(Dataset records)
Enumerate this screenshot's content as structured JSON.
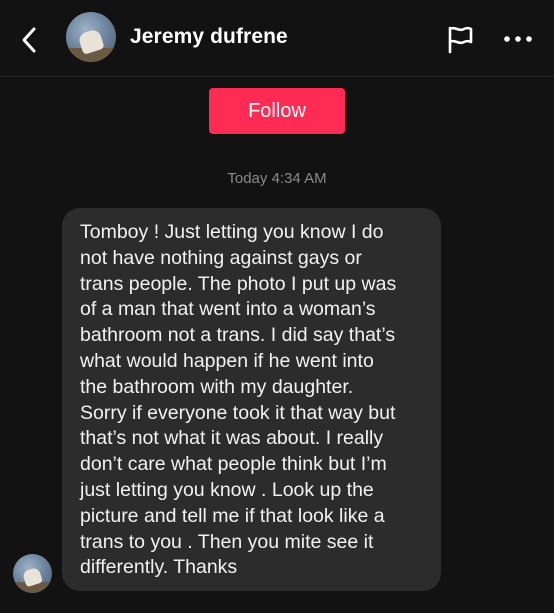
{
  "header": {
    "back_icon": "chevron-left-icon",
    "contact_name": "Jeremy dufrene",
    "report_icon": "flag-icon",
    "more_icon": "more-horizontal-icon"
  },
  "follow_label": "Follow",
  "colors": {
    "background": "#121212",
    "follow_button": "#fe2c55",
    "bubble": "#2c2c2c",
    "timestamp": "#8a8a8a"
  },
  "conversation": {
    "timestamp": "Today 4:34 AM",
    "messages": [
      {
        "text": "Tomboy ! Just letting you know I do\nnot have nothing against gays or\ntrans people. The photo I put up was\nof a man that went into a woman’s\nbathroom not a trans. I did say that’s\nwhat would happen if he went into\nthe bathroom with my daughter.\nSorry if everyone took it that way but\nthat’s not what it was about. I really\ndon’t care what people think but I’m\njust letting you know . Look up the\npicture and tell me if that look like a\ntrans to you . Then you mite see it\ndifferently. Thanks"
      }
    ]
  }
}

### What you need to do
Each record above should be copied character for character, with pictures dropped.

### Complete output
Enumerate this screenshot's content as structured JSON.
{
  "header": {
    "back_icon": "chevron-left-icon",
    "contact_name": "Jeremy dufrene",
    "report_icon": "flag-icon",
    "more_icon": "more-horizontal-icon"
  },
  "follow_label": "Follow",
  "colors": {
    "background": "#121212",
    "follow_button": "#fe2c55",
    "bubble": "#2c2c2c",
    "timestamp": "#8a8a8a"
  },
  "conversation": {
    "timestamp": "Today 4:34 AM",
    "messages": [
      {
        "text": "Tomboy ! Just letting you know I do\nnot have nothing against gays or\ntrans people. The photo I put up was\nof a man that went into a woman’s\nbathroom not a trans. I did say that’s\nwhat would happen if he went into\nthe bathroom with my daughter.\nSorry if everyone took it that way but\nthat’s not what it was about. I really\ndon’t care what people think but I’m\njust letting you know . Look up the\npicture and tell me if that look like a\ntrans to you . Then you mite see it\ndifferently. Thanks"
      }
    ]
  }
}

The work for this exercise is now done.